SET OF TASKS:
1 > From the Cavaliers–Rockets game thread, extract the passage from "## Pioneer10 (Sep" up to and including "to play Lebron.".
2 > According to the Cavaliers–Rockets game thread, which radio station carried the game?

QUOTED TEXT:

# Cavs @ Rockets | Game #17 | 12/2/06



## remy23 (Aug 15, 2002)

_*Game 17*_


*Cleveland Cavaliers* *(10-6) @* *Houston Rockets** (10-5)*

_*Saturday, December 2, 2006*_
*Time:* 5:30pm PT, 8:30pm ET
*TV:* FSOhio
*Radio:* *WTAM 1100*
*Location:* *Toyota Center*, Houston, Texas

*HEAD COACHES*


*Preview*



> A month into the season, Houston's Tracy McGrady is still struggling to find his shot. He may have a good chance to find it when he faces Cleveland.
> 
> McGrady looks to lead the Rockets to their fifth straight home win for the first time in more than two seasons when they host LeBron James and the Cavaliers at the Toyota Center on Saturday.
> 
> ...


----------



## Pioneer10 (Sep 30, 2004)

Please no more Newble and more Gibson 

I want to see Lebron step it up on the defensive end and shut down TMac. McGrady ALWAYS gets up to play Lebron.

Also I'm real curious to see how Z plays Yao. W/o the foot injuries Z was on a trajectory to have a bright young career like Yao but Z has been stepping up lately particularly on the defensive end


----------



## remy23 (Aug 15, 2002)

^ But the current TMac is blending more and letting Yao carry the load. If Tracy goes back to the old version of himself, that would be interesting.


----------



## cima (Nov 6, 2003)

Yao should tear us apart. I expect a big game from LeBron. The Rockets are a good team, so we shouldn't have any issues with "playing down to our competition".

Extracted records
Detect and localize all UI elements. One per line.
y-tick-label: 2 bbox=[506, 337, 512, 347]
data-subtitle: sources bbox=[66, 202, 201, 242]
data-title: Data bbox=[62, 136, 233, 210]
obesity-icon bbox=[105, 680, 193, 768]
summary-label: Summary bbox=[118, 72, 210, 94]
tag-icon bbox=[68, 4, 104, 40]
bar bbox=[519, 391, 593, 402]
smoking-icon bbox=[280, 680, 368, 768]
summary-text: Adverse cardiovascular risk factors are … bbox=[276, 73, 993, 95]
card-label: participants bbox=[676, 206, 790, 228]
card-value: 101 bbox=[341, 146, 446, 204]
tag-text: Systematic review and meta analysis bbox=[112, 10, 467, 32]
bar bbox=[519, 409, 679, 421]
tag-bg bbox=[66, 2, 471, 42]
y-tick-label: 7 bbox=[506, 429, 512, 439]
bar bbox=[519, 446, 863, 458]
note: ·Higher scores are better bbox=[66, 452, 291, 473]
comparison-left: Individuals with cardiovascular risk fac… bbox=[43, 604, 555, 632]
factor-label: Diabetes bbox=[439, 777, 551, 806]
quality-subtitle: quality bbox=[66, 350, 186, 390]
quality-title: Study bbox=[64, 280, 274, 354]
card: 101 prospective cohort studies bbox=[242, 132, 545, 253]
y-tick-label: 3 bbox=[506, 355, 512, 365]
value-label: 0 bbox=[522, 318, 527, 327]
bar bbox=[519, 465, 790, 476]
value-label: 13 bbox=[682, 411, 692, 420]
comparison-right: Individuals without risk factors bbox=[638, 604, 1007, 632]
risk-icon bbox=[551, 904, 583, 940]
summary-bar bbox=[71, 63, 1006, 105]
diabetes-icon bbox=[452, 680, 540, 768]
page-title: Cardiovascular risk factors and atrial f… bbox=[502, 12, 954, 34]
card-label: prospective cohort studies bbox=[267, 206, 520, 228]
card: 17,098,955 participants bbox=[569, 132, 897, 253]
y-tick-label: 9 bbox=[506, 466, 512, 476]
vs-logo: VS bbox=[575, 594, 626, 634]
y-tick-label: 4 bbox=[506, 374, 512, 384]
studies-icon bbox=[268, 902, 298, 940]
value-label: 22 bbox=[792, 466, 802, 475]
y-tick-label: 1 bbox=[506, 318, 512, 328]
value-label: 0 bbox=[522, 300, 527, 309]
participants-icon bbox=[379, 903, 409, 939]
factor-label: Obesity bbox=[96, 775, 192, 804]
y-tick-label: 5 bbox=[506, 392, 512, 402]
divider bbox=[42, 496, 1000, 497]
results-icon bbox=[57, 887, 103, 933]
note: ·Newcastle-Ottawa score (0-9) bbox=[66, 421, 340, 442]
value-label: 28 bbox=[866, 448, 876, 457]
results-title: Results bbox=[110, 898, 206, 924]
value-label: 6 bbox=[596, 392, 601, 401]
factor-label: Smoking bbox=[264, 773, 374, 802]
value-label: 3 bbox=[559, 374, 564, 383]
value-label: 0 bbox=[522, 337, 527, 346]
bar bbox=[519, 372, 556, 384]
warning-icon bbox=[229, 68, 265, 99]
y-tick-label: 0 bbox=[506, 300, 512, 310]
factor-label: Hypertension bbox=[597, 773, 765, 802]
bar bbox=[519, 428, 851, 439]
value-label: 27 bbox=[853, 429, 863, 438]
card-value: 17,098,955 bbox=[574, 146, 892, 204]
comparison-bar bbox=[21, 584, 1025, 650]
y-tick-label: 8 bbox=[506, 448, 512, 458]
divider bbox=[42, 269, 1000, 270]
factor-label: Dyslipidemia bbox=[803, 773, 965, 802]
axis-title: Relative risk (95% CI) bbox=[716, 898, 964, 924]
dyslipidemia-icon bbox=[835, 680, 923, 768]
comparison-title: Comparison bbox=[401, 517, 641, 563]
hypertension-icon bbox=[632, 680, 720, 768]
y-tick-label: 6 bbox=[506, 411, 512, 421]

ANSWERS TO THE PROBLEMS:
1 >
## Pioneer10 (Sep 30, 2004)

Please no more Newble and more Gibson 

I want to see Lebron step it up on the defensive end and shut down TMac. McGrady ALWAYS gets up to play Lebron.

2 > WTAM 1100